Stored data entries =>
● ● ● ● ● ● ●

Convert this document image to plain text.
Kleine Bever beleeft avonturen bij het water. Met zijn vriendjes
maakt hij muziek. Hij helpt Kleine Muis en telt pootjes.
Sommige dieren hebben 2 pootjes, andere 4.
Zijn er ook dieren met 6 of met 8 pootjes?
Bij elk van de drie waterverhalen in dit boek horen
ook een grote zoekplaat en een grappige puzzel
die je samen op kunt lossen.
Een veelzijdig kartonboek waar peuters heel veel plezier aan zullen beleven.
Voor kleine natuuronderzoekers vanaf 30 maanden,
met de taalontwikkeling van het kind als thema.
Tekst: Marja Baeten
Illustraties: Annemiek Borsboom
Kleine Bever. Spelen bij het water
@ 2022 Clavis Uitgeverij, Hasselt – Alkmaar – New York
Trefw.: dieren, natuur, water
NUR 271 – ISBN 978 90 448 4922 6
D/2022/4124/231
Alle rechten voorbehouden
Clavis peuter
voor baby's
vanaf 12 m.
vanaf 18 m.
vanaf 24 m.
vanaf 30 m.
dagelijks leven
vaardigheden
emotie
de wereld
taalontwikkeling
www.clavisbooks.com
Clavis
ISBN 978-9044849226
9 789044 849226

● ● ● ● ● ● ●

Request => Each line in the entries above that includes the string "dieren" should be extracted.

The result =>
Sommige dieren hebben 2 pootjes, andere 4.
Zijn er ook dieren met 6 of met 8 pootjes?
Trefw.: dieren, natuur, water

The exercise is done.